(Instruction):
Please list all lines of the material below in which the string "word" occurs.

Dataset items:

-- Start --

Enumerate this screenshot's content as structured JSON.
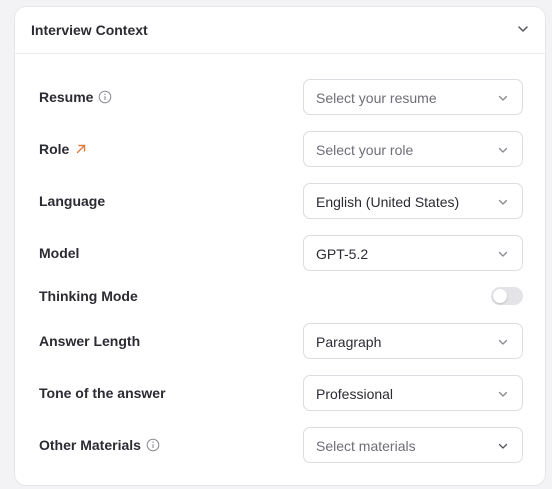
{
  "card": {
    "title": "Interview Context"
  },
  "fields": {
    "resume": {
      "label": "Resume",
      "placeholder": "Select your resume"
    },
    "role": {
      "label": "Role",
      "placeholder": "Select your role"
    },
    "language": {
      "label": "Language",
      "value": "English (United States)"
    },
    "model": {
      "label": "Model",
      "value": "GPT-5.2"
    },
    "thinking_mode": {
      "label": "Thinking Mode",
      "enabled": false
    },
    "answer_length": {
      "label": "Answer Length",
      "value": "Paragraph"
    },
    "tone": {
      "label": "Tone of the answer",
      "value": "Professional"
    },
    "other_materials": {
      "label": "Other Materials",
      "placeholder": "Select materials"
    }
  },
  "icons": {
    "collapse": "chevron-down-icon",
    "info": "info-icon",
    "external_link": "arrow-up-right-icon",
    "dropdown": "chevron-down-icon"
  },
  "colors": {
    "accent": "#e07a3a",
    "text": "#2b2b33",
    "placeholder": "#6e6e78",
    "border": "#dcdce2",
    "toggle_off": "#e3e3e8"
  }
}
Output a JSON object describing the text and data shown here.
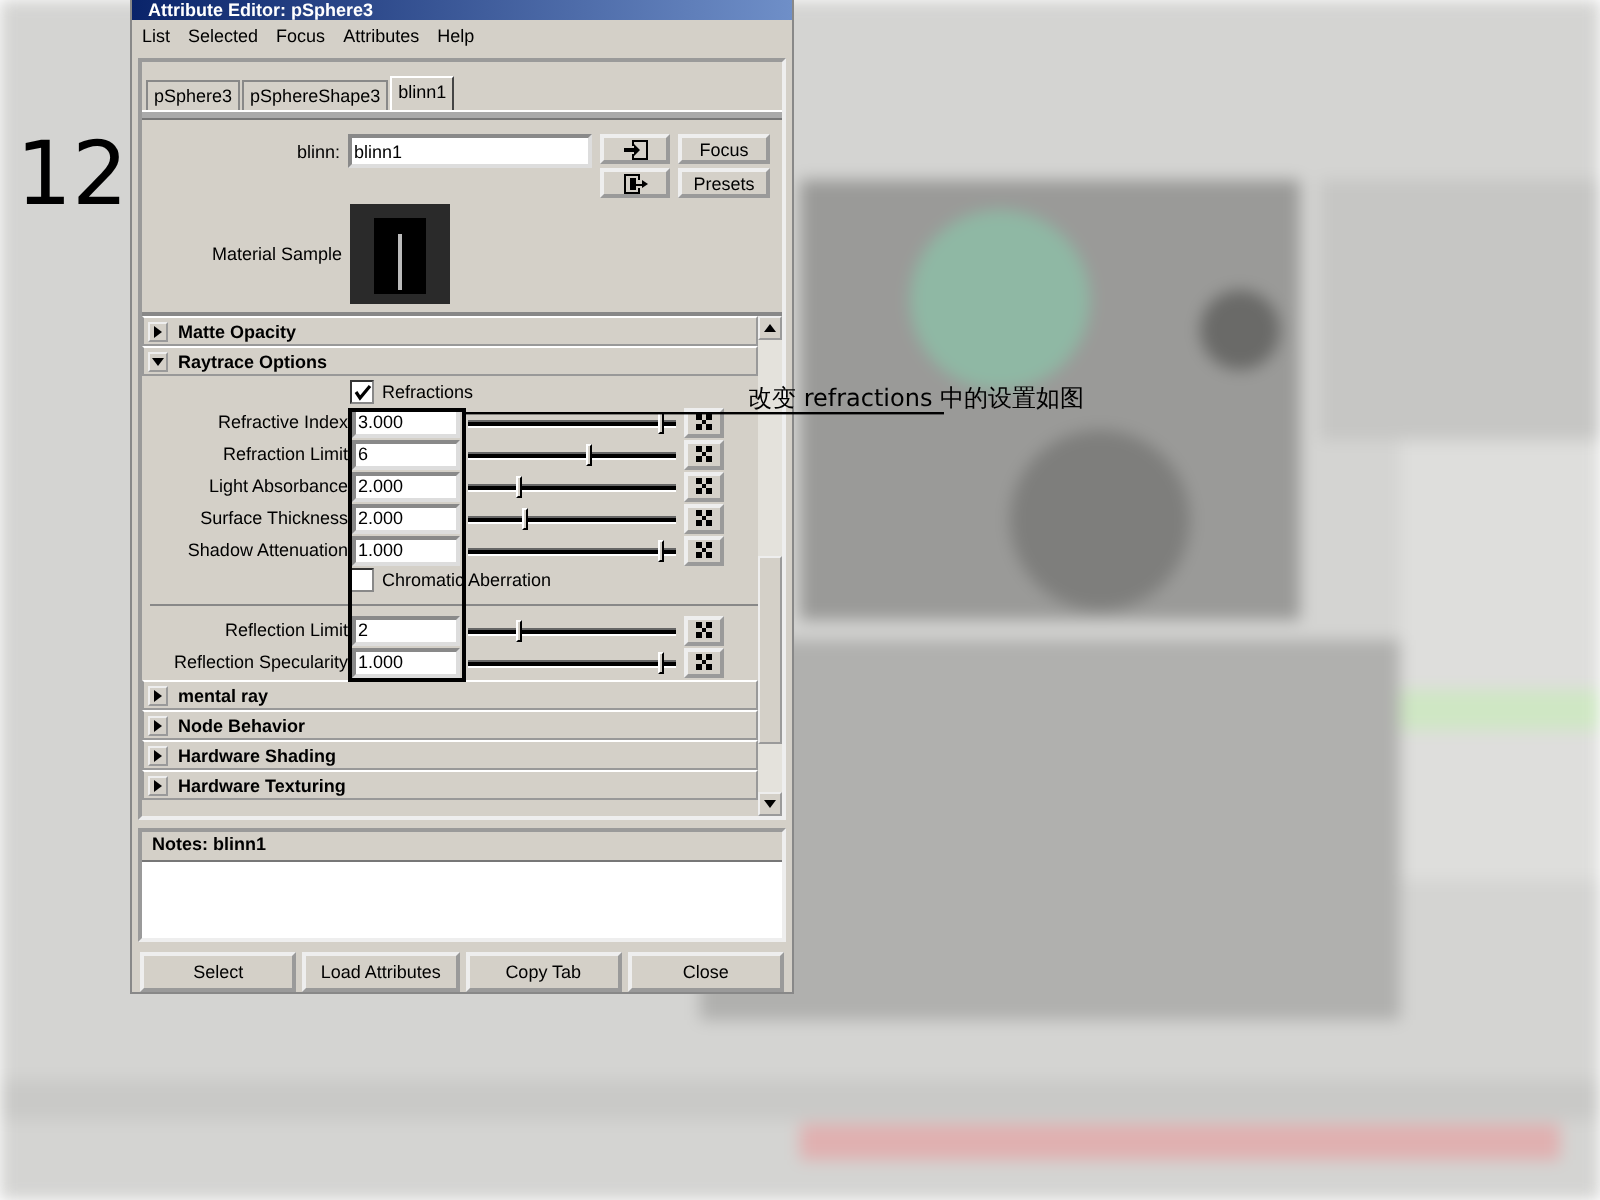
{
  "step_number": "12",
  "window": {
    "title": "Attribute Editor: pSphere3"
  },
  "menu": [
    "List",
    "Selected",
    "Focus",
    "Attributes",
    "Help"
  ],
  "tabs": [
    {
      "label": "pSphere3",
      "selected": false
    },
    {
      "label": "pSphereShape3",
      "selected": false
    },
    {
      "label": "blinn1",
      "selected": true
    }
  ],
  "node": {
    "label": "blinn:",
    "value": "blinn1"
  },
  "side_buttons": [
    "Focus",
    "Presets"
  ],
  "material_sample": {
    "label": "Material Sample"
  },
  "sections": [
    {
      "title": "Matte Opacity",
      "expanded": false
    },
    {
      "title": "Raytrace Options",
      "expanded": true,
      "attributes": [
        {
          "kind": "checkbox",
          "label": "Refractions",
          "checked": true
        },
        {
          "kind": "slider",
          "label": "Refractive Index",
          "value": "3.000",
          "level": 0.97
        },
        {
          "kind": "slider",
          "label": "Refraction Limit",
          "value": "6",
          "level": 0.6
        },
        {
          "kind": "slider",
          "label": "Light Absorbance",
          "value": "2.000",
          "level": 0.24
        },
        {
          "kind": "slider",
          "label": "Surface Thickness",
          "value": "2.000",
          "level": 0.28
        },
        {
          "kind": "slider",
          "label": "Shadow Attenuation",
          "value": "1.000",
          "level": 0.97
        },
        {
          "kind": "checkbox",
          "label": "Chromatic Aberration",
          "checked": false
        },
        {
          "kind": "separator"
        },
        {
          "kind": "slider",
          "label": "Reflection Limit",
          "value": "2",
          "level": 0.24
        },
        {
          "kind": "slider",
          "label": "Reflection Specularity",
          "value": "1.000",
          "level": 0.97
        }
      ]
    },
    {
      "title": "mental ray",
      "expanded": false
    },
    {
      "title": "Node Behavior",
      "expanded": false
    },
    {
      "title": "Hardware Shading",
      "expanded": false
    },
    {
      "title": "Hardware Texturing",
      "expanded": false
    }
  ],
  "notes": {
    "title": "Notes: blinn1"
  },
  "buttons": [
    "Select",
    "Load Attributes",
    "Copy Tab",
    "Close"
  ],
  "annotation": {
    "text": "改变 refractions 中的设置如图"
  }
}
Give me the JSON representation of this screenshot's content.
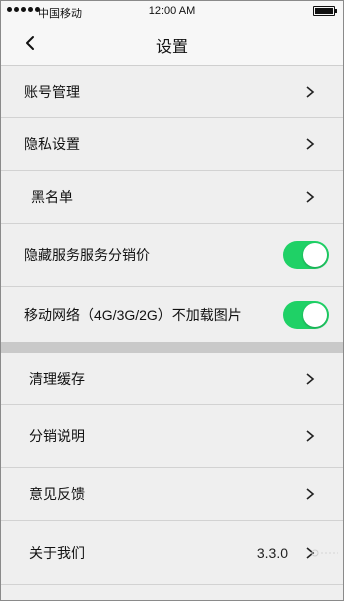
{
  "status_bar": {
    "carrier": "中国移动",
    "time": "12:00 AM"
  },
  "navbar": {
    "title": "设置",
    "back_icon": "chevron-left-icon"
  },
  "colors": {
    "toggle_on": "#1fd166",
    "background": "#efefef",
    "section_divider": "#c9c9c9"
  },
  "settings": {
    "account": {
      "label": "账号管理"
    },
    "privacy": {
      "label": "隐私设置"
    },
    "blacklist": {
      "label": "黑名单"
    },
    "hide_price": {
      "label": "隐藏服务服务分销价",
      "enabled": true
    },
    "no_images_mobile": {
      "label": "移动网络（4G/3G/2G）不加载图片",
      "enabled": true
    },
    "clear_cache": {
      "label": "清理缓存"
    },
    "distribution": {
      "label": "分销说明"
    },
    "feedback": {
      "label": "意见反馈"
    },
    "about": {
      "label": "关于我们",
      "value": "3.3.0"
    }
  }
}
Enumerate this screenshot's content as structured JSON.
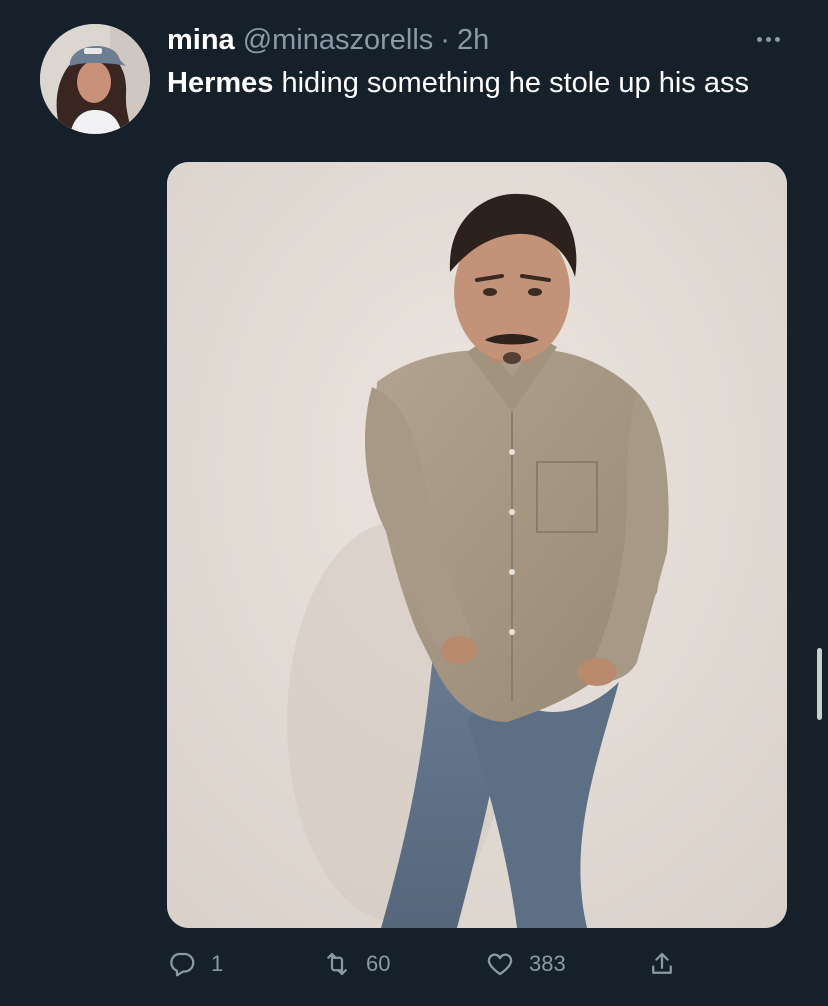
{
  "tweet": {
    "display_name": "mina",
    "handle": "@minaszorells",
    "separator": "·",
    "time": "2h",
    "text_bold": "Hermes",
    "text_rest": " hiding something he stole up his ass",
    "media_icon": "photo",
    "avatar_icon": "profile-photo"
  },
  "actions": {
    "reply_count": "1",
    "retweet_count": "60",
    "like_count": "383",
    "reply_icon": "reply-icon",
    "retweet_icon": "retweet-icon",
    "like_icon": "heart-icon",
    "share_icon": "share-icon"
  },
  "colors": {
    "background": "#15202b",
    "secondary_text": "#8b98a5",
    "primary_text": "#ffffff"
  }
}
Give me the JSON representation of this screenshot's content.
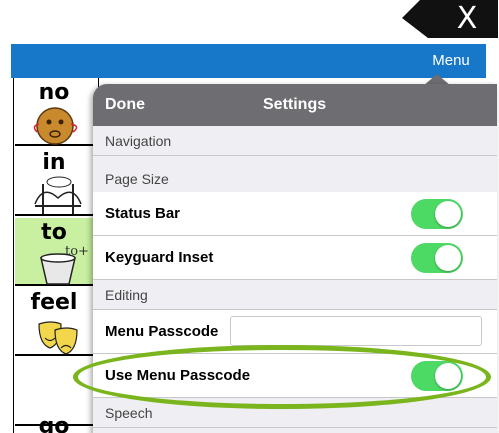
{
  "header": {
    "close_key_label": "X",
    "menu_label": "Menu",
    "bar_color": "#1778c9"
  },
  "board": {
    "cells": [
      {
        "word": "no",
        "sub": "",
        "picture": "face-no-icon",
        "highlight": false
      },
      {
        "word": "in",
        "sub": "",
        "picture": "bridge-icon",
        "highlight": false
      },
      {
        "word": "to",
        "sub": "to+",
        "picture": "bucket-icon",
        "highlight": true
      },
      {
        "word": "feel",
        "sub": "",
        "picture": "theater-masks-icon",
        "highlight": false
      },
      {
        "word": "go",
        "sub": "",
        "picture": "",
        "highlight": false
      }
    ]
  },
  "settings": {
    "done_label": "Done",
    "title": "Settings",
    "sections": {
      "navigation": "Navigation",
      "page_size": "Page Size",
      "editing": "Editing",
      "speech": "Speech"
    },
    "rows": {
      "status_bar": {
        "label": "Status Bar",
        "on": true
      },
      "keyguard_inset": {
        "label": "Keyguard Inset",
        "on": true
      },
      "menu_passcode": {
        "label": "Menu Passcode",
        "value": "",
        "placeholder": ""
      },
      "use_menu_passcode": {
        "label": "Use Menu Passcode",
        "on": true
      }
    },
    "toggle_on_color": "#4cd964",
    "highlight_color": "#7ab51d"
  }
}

-- End --

(Completed exercise):
        "word": "no",
        "word": "in",
        "word": "to",
        "word": "feel",
        "word": "go",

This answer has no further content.